### What the task requires
Without the pictures, output the records below word for word.

**** Data shown

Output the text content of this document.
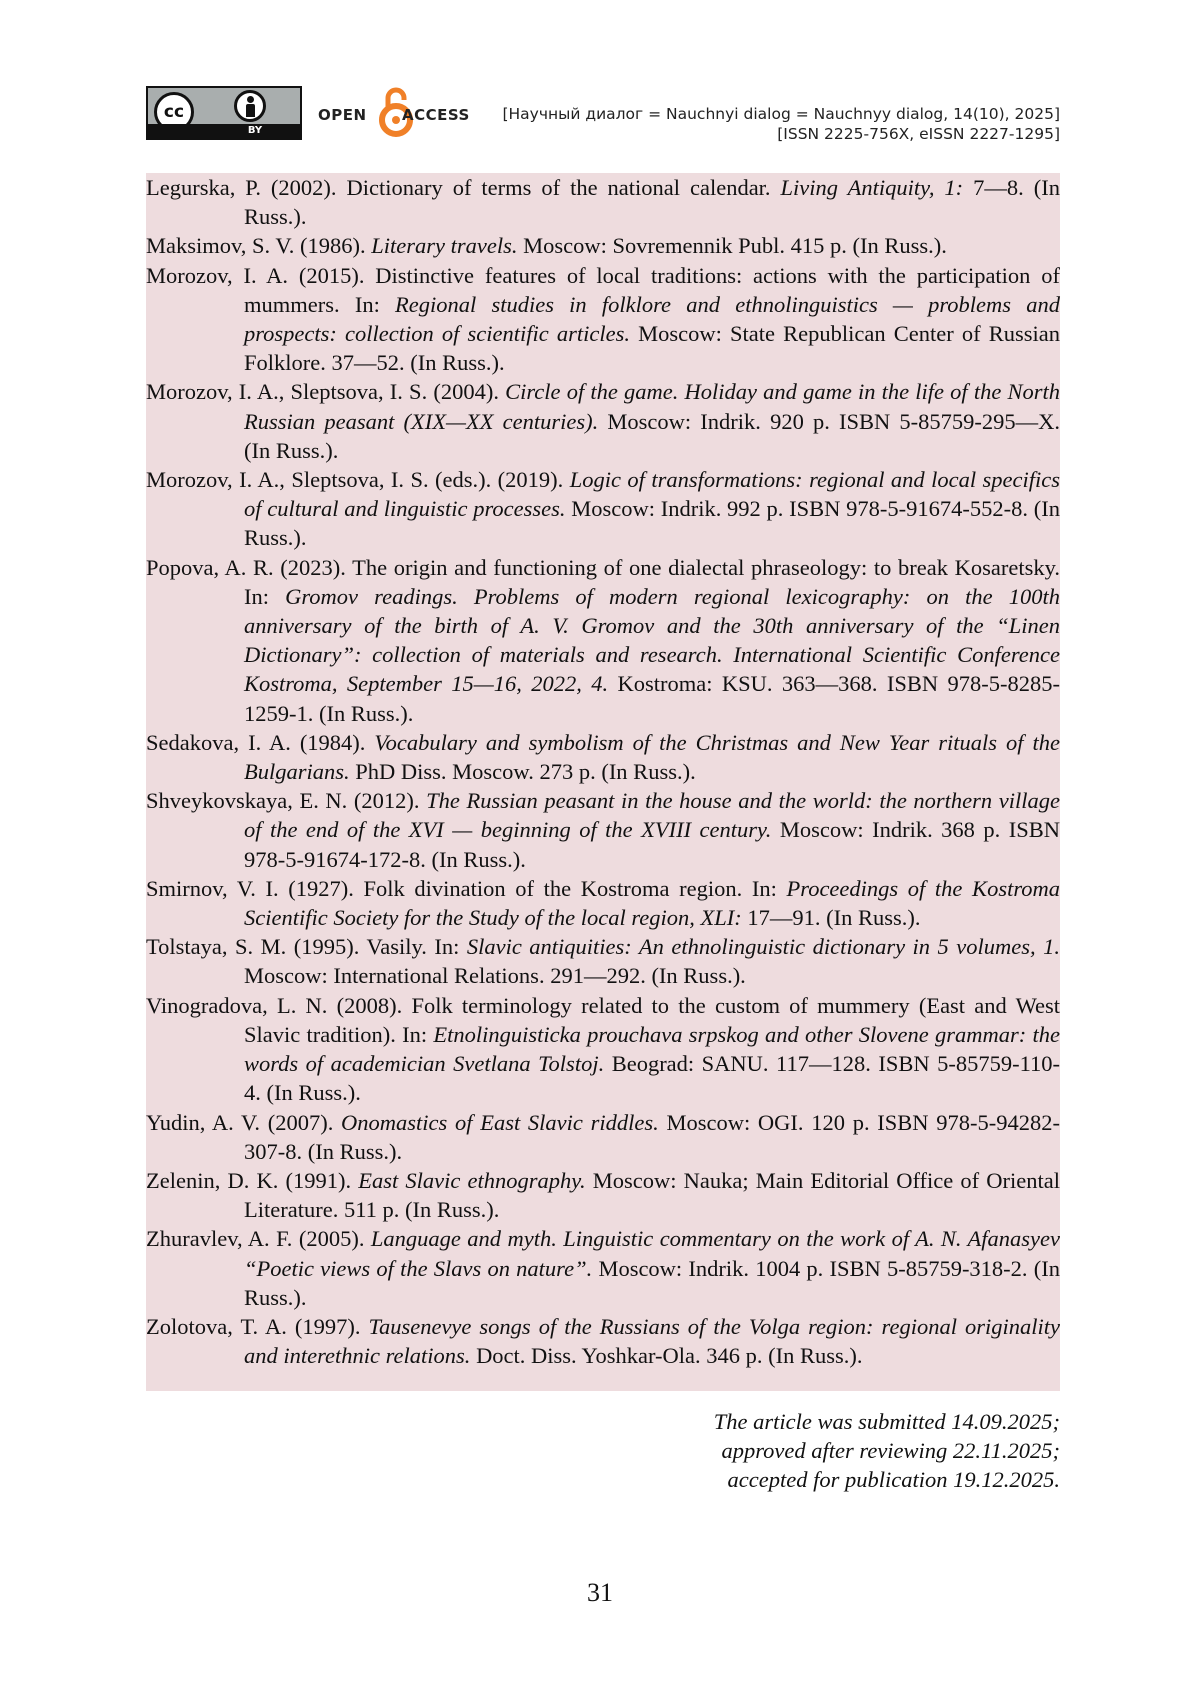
cc
BY
OPEN ACCESS [Научный диалог = Nauchnyi dialog = Nauchnyy dialog, 14(10), 2025]
[ISSN 2225-756X, eISSN 2227-1295]

Legurska, P. (2002). Dictionary of terms of the national calendar. Living Antiquity, 1: 7—8. (In Russ.).

Maksimov, S. V. (1986). Literary travels. Moscow: Sovremennik Publ. 415 p. (In Russ.).

Morozov, I. A. (2015). Distinctive features of local traditions: actions with the participation of mummers. In: Regional studies in folklore and ethnolinguistics — problems and prospects: collection of scientific articles. Moscow: State Republican Center of Russian Folklore. 37—52. (In Russ.).

Morozov, I. A., Sleptsova, I. S. (2004). Circle of the game. Holiday and game in the life of the North Russian peasant (XIX—XX centuries). Moscow: Indrik. 920 p. ISBN 5-85759-295—X. (In Russ.).

Morozov, I. A., Sleptsova, I. S. (eds.). (2019). Logic of transformations: regional and local specifics of cultural and linguistic processes. Moscow: Indrik. 992 p. ISBN 978-5-91674-552-8. (In Russ.).

Popova, A. R. (2023). The origin and functioning of one dialectal phraseology: to break Kosaretsky. In: Gromov readings. Problems of modern regional lexicography: on the 100th anniversary of the birth of A. V. Gromov and the 30th anniversary of the “Linen Dictionary”: collection of materials and research. International Scientific Conference Kostroma, September 15—16, 2022, 4. Kostroma: KSU. 363—368. ISBN 978-5-8285-1259-1. (In Russ.).

Sedakova, I. A. (1984). Vocabulary and symbolism of the Christmas and New Year rituals of the Bulgarians. PhD Diss. Moscow. 273 p. (In Russ.).

Shveykovskaya, E. N. (2012). The Russian peasant in the house and the world: the northern village of the end of the XVI — beginning of the XVIII century. Moscow: Indrik. 368 p. ISBN 978-5-91674-172-8. (In Russ.).

Smirnov, V. I. (1927). Folk divination of the Kostroma region. In: Proceedings of the Kostroma Scientific Society for the Study of the local region, XLI: 17—91. (In Russ.).

Tolstaya, S. M. (1995). Vasily. In: Slavic antiquities: An ethnolinguistic dictionary in 5 volumes, 1. Moscow: International Relations. 291—292. (In Russ.).

Vinogradova, L. N. (2008). Folk terminology related to the custom of mummery (East and West Slavic tradition). In: Etnolinguisticka prouchava srpskog and other Slovene grammar: the words of academician Svetlana Tolstoj. Beograd: SANU. 117—128. ISBN 5-85759-110-4. (In Russ.).

Yudin, A. V. (2007). Onomastics of East Slavic riddles. Moscow: OGI. 120 p. ISBN 978-5-94282-307-8. (In Russ.).

Zelenin, D. K. (1991). East Slavic ethnography. Moscow: Nauka; Main Editorial Office of Oriental Literature. 511 p. (In Russ.).

Zhuravlev, A. F. (2005). Language and myth. Linguistic commentary on the work of A. N. Afanasyev “Poetic views of the Slavs on nature”. Moscow: Indrik. 1004 p. ISBN 5-85759-318-2. (In Russ.).

Zolotova, T. A. (1997). Tausenevye songs of the Russians of the Volga region: regional originality and interethnic relations. Doct. Diss. Yoshkar-Ola. 346 p. (In Russ.).

The article was submitted 14.09.2025;
approved after reviewing 22.11.2025;
accepted for publication 19.12.2025.
31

********

### Solved problem
Output the text content of this document.
cc
BY
OPEN ACCESS [Научный диалог = Nauchnyi dialog = Nauchnyy dialog, 14(10), 2025]
[ISSN 2225-756X, eISSN 2227-1295]

Legurska, P. (2002). Dictionary of terms of the national calendar. Living Antiquity, 1: 7—8. (In Russ.).

Maksimov, S. V. (1986). Literary travels. Moscow: Sovremennik Publ. 415 p. (In Russ.).

Morozov, I. A. (2015). Distinctive features of local traditions: actions with the participation of mummers. In: Regional studies in folklore and ethnolinguistics — problems and prospects: collection of scientific articles. Moscow: State Republican Center of Russian Folklore. 37—52. (In Russ.).

Morozov, I. A., Sleptsova, I. S. (2004). Circle of the game. Holiday and game in the life of the North Russian peasant (XIX—XX centuries). Moscow: Indrik. 920 p. ISBN 5-85759-295—X. (In Russ.).

Morozov, I. A., Sleptsova, I. S. (eds.). (2019). Logic of transformations: regional and local specifics of cultural and linguistic processes. Moscow: Indrik. 992 p. ISBN 978-5-91674-552-8. (In Russ.).

Popova, A. R. (2023). The origin and functioning of one dialectal phraseology: to break Kosaretsky. In: Gromov readings. Problems of modern regional lexicography: on the 100th anniversary of the birth of A. V. Gromov and the 30th anniversary of the “Linen Dictionary”: collection of materials and research. International Scientific Conference Kostroma, September 15—16, 2022, 4. Kostroma: KSU. 363—368. ISBN 978-5-8285-1259-1. (In Russ.).

Sedakova, I. A. (1984). Vocabulary and symbolism of the Christmas and New Year rituals of the Bulgarians. PhD Diss. Moscow. 273 p. (In Russ.).

Shveykovskaya, E. N. (2012). The Russian peasant in the house and the world: the northern village of the end of the XVI — beginning of the XVIII century. Moscow: Indrik. 368 p. ISBN 978-5-91674-172-8. (In Russ.).

Smirnov, V. I. (1927). Folk divination of the Kostroma region. In: Proceedings of the Kostroma Scientific Society for the Study of the local region, XLI: 17—91. (In Russ.).

Tolstaya, S. M. (1995). Vasily. In: Slavic antiquities: An ethnolinguistic dictionary in 5 volumes, 1. Moscow: International Relations. 291—292. (In Russ.).

Vinogradova, L. N. (2008). Folk terminology related to the custom of mummery (East and West Slavic tradition). In: Etnolinguisticka prouchava srpskog and other Slovene grammar: the words of academician Svetlana Tolstoj. Beograd: SANU. 117—128. ISBN 5-85759-110-4. (In Russ.).

Yudin, A. V. (2007). Onomastics of East Slavic riddles. Moscow: OGI. 120 p. ISBN 978-5-94282-307-8. (In Russ.).

Zelenin, D. K. (1991). East Slavic ethnography. Moscow: Nauka; Main Editorial Office of Oriental Literature. 511 p. (In Russ.).

Zhuravlev, A. F. (2005). Language and myth. Linguistic commentary on the work of A. N. Afanasyev “Poetic views of the Slavs on nature”. Moscow: Indrik. 1004 p. ISBN 5-85759-318-2. (In Russ.).

Zolotova, T. A. (1997). Tausenevye songs of the Russians of the Volga region: regional originality and interethnic relations. Doct. Diss. Yoshkar-Ola. 346 p. (In Russ.).

The article was submitted 14.09.2025;
approved after reviewing 22.11.2025;
accepted for publication 19.12.2025.
31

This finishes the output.